• [Description of the task]: Return all entries precisely as they stand, without the images.

• [Material shown]:
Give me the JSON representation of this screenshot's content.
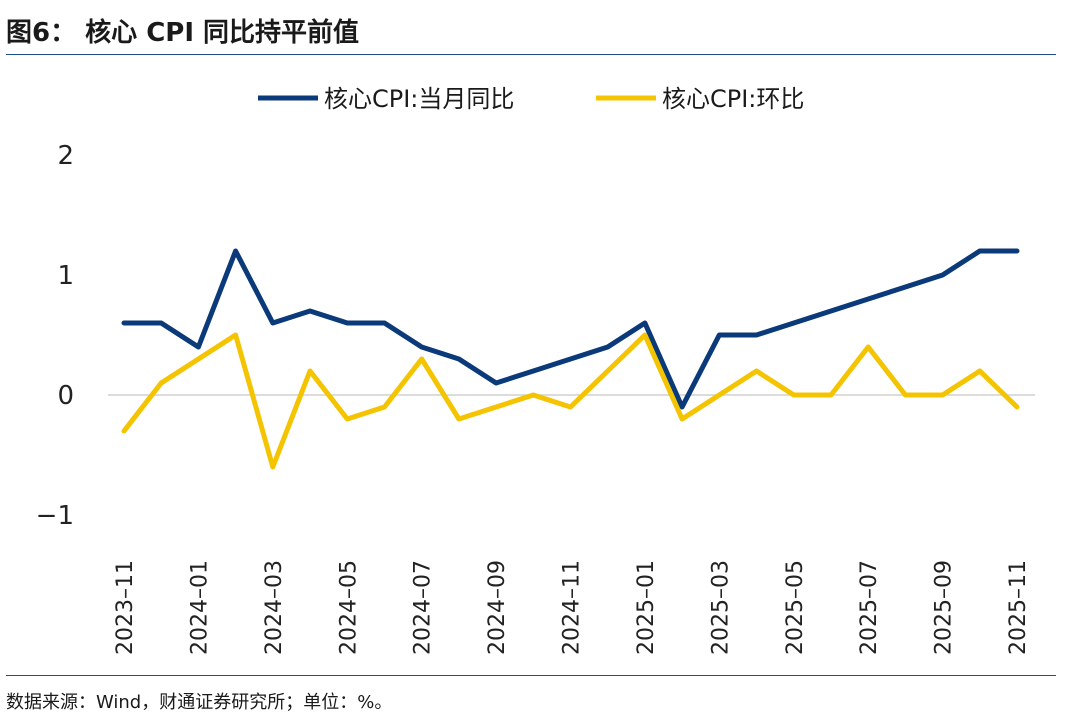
{
  "figure_title": "图6： 核心 CPI 同比持平前值",
  "source_note": "数据来源：Wind，财通证券研究所；单位：%。",
  "chart_data": {
    "type": "line",
    "title": "核心 CPI 同比持平前值",
    "xlabel": "",
    "ylabel": "",
    "ylim": [
      -1,
      2
    ],
    "yticks": [
      2,
      1,
      0,
      -1
    ],
    "ytick_labels": [
      "2",
      "1",
      "0",
      "−1"
    ],
    "legend_position": "top-center",
    "x": [
      "2023-11",
      "2023-12",
      "2024-01",
      "2024-02",
      "2024-03",
      "2024-04",
      "2024-05",
      "2024-06",
      "2024-07",
      "2024-08",
      "2024-09",
      "2024-10",
      "2024-11",
      "2024-12",
      "2025-01",
      "2025-02",
      "2025-03",
      "2025-04",
      "2025-05",
      "2025-06",
      "2025-07",
      "2025-08",
      "2025-09",
      "2025-10",
      "2025-11"
    ],
    "xtick_labels": [
      "2023–11",
      "2024–01",
      "2024–03",
      "2024–05",
      "2024–07",
      "2024–09",
      "2024–11",
      "2025–01",
      "2025–03",
      "2025–05",
      "2025–07",
      "2025–09",
      "2025–11"
    ],
    "xtick_indices": [
      0,
      2,
      4,
      6,
      8,
      10,
      12,
      14,
      16,
      18,
      20,
      22,
      24
    ],
    "series": [
      {
        "name": "核心CPI:当月同比",
        "color": "#0b3a7a",
        "values": [
          0.6,
          0.6,
          0.4,
          1.2,
          0.6,
          0.7,
          0.6,
          0.6,
          0.4,
          0.3,
          0.1,
          0.2,
          0.3,
          0.4,
          0.6,
          -0.1,
          0.5,
          0.5,
          0.6,
          0.7,
          0.8,
          0.9,
          1.0,
          1.2,
          1.2
        ]
      },
      {
        "name": "核心CPI:环比",
        "color": "#f5c400",
        "values": [
          -0.3,
          0.1,
          0.3,
          0.5,
          -0.6,
          0.2,
          -0.2,
          -0.1,
          0.3,
          -0.2,
          -0.1,
          0.0,
          -0.1,
          0.2,
          0.5,
          -0.2,
          0.0,
          0.2,
          0.0,
          0.0,
          0.4,
          0.0,
          0.0,
          0.2,
          -0.1
        ]
      }
    ]
  }
}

• [Answer below]:
Give me the JSON representation of this screenshot's content.
{
  "figure_title": "图6： 核心 CPI 同比持平前值",
  "source_note": "数据来源：Wind，财通证券研究所；单位：%。",
  "chart_data": {
    "type": "line",
    "title": "核心 CPI 同比持平前值",
    "xlabel": "",
    "ylabel": "",
    "ylim": [
      -1,
      2
    ],
    "yticks": [
      2,
      1,
      0,
      -1
    ],
    "ytick_labels": [
      "2",
      "1",
      "0",
      "−1"
    ],
    "legend_position": "top-center",
    "x": [
      "2023-11",
      "2023-12",
      "2024-01",
      "2024-02",
      "2024-03",
      "2024-04",
      "2024-05",
      "2024-06",
      "2024-07",
      "2024-08",
      "2024-09",
      "2024-10",
      "2024-11",
      "2024-12",
      "2025-01",
      "2025-02",
      "2025-03",
      "2025-04",
      "2025-05",
      "2025-06",
      "2025-07",
      "2025-08",
      "2025-09",
      "2025-10",
      "2025-11"
    ],
    "xtick_labels": [
      "2023–11",
      "2024–01",
      "2024–03",
      "2024–05",
      "2024–07",
      "2024–09",
      "2024–11",
      "2025–01",
      "2025–03",
      "2025–05",
      "2025–07",
      "2025–09",
      "2025–11"
    ],
    "xtick_indices": [
      0,
      2,
      4,
      6,
      8,
      10,
      12,
      14,
      16,
      18,
      20,
      22,
      24
    ],
    "series": [
      {
        "name": "核心CPI:当月同比",
        "color": "#0b3a7a",
        "values": [
          0.6,
          0.6,
          0.4,
          1.2,
          0.6,
          0.7,
          0.6,
          0.6,
          0.4,
          0.3,
          0.1,
          0.2,
          0.3,
          0.4,
          0.6,
          -0.1,
          0.5,
          0.5,
          0.6,
          0.7,
          0.8,
          0.9,
          1.0,
          1.2,
          1.2
        ]
      },
      {
        "name": "核心CPI:环比",
        "color": "#f5c400",
        "values": [
          -0.3,
          0.1,
          0.3,
          0.5,
          -0.6,
          0.2,
          -0.2,
          -0.1,
          0.3,
          -0.2,
          -0.1,
          0.0,
          -0.1,
          0.2,
          0.5,
          -0.2,
          0.0,
          0.2,
          0.0,
          0.0,
          0.4,
          0.0,
          0.0,
          0.2,
          -0.1
        ]
      }
    ]
  }
}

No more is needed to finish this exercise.